◆ AIM OF THE TASK ◆
Your task is to write out the complete listing exactly as it is shown.

=-=-=

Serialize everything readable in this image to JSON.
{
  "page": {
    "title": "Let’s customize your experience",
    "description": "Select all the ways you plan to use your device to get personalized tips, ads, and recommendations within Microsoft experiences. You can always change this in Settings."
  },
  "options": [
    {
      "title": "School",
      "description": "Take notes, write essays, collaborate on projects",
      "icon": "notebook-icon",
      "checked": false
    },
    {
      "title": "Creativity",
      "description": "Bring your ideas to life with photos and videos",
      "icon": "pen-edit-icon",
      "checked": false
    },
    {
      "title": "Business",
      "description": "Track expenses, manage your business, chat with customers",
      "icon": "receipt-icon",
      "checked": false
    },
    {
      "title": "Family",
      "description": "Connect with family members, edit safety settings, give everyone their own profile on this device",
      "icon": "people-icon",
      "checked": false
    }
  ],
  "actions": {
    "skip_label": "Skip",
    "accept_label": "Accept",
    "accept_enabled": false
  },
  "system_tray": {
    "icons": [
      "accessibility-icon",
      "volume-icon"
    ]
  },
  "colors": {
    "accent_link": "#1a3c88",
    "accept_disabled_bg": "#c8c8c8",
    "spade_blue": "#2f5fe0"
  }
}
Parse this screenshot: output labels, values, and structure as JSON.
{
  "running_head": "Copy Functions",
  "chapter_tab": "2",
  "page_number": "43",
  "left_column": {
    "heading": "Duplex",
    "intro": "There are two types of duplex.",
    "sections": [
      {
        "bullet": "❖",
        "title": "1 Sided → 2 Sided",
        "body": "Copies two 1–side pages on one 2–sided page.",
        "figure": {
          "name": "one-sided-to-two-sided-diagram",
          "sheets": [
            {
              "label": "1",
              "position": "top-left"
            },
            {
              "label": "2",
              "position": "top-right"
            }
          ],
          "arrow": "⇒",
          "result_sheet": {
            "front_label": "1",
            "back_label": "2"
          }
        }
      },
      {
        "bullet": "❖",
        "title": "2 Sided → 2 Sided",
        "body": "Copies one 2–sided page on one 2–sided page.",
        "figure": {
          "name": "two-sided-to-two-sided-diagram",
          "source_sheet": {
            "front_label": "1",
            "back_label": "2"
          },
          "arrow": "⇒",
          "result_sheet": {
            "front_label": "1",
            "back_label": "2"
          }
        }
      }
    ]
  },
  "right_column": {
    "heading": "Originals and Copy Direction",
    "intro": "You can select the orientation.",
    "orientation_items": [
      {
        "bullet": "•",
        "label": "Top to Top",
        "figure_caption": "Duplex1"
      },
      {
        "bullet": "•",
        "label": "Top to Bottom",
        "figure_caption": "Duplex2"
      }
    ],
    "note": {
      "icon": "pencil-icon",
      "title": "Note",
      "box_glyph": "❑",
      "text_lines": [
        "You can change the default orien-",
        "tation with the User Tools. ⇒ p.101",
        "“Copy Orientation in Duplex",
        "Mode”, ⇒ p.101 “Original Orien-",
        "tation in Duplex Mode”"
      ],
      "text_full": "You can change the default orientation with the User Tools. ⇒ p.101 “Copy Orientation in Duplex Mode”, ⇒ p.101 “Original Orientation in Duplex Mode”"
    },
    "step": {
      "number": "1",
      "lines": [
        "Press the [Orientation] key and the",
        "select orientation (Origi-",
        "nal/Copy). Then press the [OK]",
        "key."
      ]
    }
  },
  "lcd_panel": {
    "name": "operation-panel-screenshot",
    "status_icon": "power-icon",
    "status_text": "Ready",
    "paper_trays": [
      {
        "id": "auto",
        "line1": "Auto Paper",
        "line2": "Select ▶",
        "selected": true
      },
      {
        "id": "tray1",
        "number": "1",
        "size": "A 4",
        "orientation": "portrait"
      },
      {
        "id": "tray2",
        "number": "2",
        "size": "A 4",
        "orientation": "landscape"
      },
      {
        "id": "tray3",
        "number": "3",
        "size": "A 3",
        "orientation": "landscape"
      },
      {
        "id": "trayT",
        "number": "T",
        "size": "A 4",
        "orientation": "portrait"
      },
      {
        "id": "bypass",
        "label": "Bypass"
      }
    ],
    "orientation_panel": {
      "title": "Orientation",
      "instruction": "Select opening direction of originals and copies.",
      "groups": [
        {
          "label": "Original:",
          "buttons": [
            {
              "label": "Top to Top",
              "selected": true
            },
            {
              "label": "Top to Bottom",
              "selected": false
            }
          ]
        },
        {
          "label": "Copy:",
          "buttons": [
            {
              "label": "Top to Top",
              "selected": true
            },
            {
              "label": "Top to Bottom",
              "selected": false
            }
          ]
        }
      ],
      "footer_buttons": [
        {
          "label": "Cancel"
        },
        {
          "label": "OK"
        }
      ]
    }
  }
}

=-=-=

◆ FULL RESPONSE ◆
Serialize everything readable in this image to JSON.
{
  "page": {
    "title": "Let’s customize your experience",
    "description": "Select all the ways you plan to use your device to get personalized tips, ads, and recommendations within Microsoft experiences. You can always change this in Settings."
  },
  "options": [
    {
      "title": "School",
      "description": "Take notes, write essays, collaborate on projects",
      "icon": "notebook-icon",
      "checked": false
    },
    {
      "title": "Creativity",
      "description": "Bring your ideas to life with photos and videos",
      "icon": "pen-edit-icon",
      "checked": false
    },
    {
      "title": "Business",
      "description": "Track expenses, manage your business, chat with customers",
      "icon": "receipt-icon",
      "checked": false
    },
    {
      "title": "Family",
      "description": "Connect with family members, edit safety settings, give everyone their own profile on this device",
      "icon": "people-icon",
      "checked": false
    }
  ],
  "actions": {
    "skip_label": "Skip",
    "accept_label": "Accept",
    "accept_enabled": false
  },
  "system_tray": {
    "icons": [
      "accessibility-icon",
      "volume-icon"
    ]
  },
  "colors": {
    "accent_link": "#1a3c88",
    "accept_disabled_bg": "#c8c8c8",
    "spade_blue": "#2f5fe0"
  }
}
Parse this screenshot: output labels, values, and structure as JSON.
{
  "running_head": "Copy Functions",
  "chapter_tab": "2",
  "page_number": "43",
  "left_column": {
    "heading": "Duplex",
    "intro": "There are two types of duplex.",
    "sections": [
      {
        "bullet": "❖",
        "title": "1 Sided → 2 Sided",
        "body": "Copies two 1–side pages on one 2–sided page.",
        "figure": {
          "name": "one-sided-to-two-sided-diagram",
          "sheets": [
            {
              "label": "1",
              "position": "top-left"
            },
            {
              "label": "2",
              "position": "top-right"
            }
          ],
          "arrow": "⇒",
          "result_sheet": {
            "front_label": "1",
            "back_label": "2"
          }
        }
      },
      {
        "bullet": "❖",
        "title": "2 Sided → 2 Sided",
        "body": "Copies one 2–sided page on one 2–sided page.",
        "figure": {
          "name": "two-sided-to-two-sided-diagram",
          "source_sheet": {
            "front_label": "1",
            "back_label": "2"
          },
          "arrow": "⇒",
          "result_sheet": {
            "front_label": "1",
            "back_label": "2"
          }
        }
      }
    ]
  },
  "right_column": {
    "heading": "Originals and Copy Direction",
    "intro": "You can select the orientation.",
    "orientation_items": [
      {
        "bullet": "•",
        "label": "Top to Top",
        "figure_caption": "Duplex1"
      },
      {
        "bullet": "•",
        "label": "Top to Bottom",
        "figure_caption": "Duplex2"
      }
    ],
    "note": {
      "icon": "pencil-icon",
      "title": "Note",
      "box_glyph": "❑",
      "text_lines": [
        "You can change the default orien-",
        "tation with the User Tools. ⇒ p.101",
        "“Copy Orientation in Duplex",
        "Mode”, ⇒ p.101 “Original Orien-",
        "tation in Duplex Mode”"
      ],
      "text_full": "You can change the default orientation with the User Tools. ⇒ p.101 “Copy Orientation in Duplex Mode”, ⇒ p.101 “Original Orientation in Duplex Mode”"
    },
    "step": {
      "number": "1",
      "lines": [
        "Press the [Orientation] key and the",
        "select orientation (Origi-",
        "nal/Copy). Then press the [OK]",
        "key."
      ]
    }
  },
  "lcd_panel": {
    "name": "operation-panel-screenshot",
    "status_icon": "power-icon",
    "status_text": "Ready",
    "paper_trays": [
      {
        "id": "auto",
        "line1": "Auto Paper",
        "line2": "Select ▶",
        "selected": true
      },
      {
        "id": "tray1",
        "number": "1",
        "size": "A 4",
        "orientation": "portrait"
      },
      {
        "id": "tray2",
        "number": "2",
        "size": "A 4",
        "orientation": "landscape"
      },
      {
        "id": "tray3",
        "number": "3",
        "size": "A 3",
        "orientation": "landscape"
      },
      {
        "id": "trayT",
        "number": "T",
        "size": "A 4",
        "orientation": "portrait"
      },
      {
        "id": "bypass",
        "label": "Bypass"
      }
    ],
    "orientation_panel": {
      "title": "Orientation",
      "instruction": "Select opening direction of originals and copies.",
      "groups": [
        {
          "label": "Original:",
          "buttons": [
            {
              "label": "Top to Top",
              "selected": true
            },
            {
              "label": "Top to Bottom",
              "selected": false
            }
          ]
        },
        {
          "label": "Copy:",
          "buttons": [
            {
              "label": "Top to Top",
              "selected": true
            },
            {
              "label": "Top to Bottom",
              "selected": false
            }
          ]
        }
      ],
      "footer_buttons": [
        {
          "label": "Cancel"
        },
        {
          "label": "OK"
        }
      ]
    }
  }
}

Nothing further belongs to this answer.